Set problem: Quote the data below in full, please, without altering anything.

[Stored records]
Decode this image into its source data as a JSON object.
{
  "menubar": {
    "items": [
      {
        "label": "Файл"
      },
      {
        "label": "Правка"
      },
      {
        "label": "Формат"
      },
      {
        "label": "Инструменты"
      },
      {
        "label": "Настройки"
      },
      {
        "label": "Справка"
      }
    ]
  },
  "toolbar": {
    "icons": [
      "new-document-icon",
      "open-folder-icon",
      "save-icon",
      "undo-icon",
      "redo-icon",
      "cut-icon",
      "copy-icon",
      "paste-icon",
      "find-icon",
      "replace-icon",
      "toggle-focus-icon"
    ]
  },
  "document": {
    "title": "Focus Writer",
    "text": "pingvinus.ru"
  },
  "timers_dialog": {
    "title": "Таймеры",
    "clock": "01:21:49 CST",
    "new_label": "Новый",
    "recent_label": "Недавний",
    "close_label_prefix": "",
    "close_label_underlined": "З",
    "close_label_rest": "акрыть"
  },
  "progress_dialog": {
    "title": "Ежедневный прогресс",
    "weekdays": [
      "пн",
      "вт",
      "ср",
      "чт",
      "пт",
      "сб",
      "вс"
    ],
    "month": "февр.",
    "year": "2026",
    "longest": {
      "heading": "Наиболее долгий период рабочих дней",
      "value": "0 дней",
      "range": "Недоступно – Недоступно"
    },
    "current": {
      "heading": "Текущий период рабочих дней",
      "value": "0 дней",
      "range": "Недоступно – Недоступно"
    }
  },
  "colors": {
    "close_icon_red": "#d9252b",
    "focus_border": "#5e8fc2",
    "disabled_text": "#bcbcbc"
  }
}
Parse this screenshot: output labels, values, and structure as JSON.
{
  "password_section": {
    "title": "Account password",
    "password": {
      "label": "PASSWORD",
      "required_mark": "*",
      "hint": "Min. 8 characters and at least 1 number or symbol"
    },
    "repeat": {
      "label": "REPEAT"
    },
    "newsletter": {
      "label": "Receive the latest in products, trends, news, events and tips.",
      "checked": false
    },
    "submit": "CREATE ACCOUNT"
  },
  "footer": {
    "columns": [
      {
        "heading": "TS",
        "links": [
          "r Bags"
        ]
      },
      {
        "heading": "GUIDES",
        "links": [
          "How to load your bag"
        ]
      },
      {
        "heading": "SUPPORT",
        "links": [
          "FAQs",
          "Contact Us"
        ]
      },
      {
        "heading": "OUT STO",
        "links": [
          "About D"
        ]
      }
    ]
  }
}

Result of the task:
Decode this image into its source data as a JSON object.
{
  "menubar": {
    "items": [
      {
        "label": "Файл"
      },
      {
        "label": "Правка"
      },
      {
        "label": "Формат"
      },
      {
        "label": "Инструменты"
      },
      {
        "label": "Настройки"
      },
      {
        "label": "Справка"
      }
    ]
  },
  "toolbar": {
    "icons": [
      "new-document-icon",
      "open-folder-icon",
      "save-icon",
      "undo-icon",
      "redo-icon",
      "cut-icon",
      "copy-icon",
      "paste-icon",
      "find-icon",
      "replace-icon",
      "toggle-focus-icon"
    ]
  },
  "document": {
    "title": "Focus Writer",
    "text": "pingvinus.ru"
  },
  "timers_dialog": {
    "title": "Таймеры",
    "clock": "01:21:49 CST",
    "new_label": "Новый",
    "recent_label": "Недавний",
    "close_label_prefix": "",
    "close_label_underlined": "З",
    "close_label_rest": "акрыть"
  },
  "progress_dialog": {
    "title": "Ежедневный прогресс",
    "weekdays": [
      "пн",
      "вт",
      "ср",
      "чт",
      "пт",
      "сб",
      "вс"
    ],
    "month": "февр.",
    "year": "2026",
    "longest": {
      "heading": "Наиболее долгий период рабочих дней",
      "value": "0 дней",
      "range": "Недоступно – Недоступно"
    },
    "current": {
      "heading": "Текущий период рабочих дней",
      "value": "0 дней",
      "range": "Недоступно – Недоступно"
    }
  },
  "colors": {
    "close_icon_red": "#d9252b",
    "focus_border": "#5e8fc2",
    "disabled_text": "#bcbcbc"
  }
}
Parse this screenshot: output labels, values, and structure as JSON.
{
  "password_section": {
    "title": "Account password",
    "password": {
      "label": "PASSWORD",
      "required_mark": "*",
      "hint": "Min. 8 characters and at least 1 number or symbol"
    },
    "repeat": {
      "label": "REPEAT"
    },
    "newsletter": {
      "label": "Receive the latest in products, trends, news, events and tips.",
      "checked": false
    },
    "submit": "CREATE ACCOUNT"
  },
  "footer": {
    "columns": [
      {
        "heading": "TS",
        "links": [
          "r Bags"
        ]
      },
      {
        "heading": "GUIDES",
        "links": [
          "How to load your bag"
        ]
      },
      {
        "heading": "SUPPORT",
        "links": [
          "FAQs",
          "Contact Us"
        ]
      },
      {
        "heading": "OUT STO",
        "links": [
          "About D"
        ]
      }
    ]
  }
}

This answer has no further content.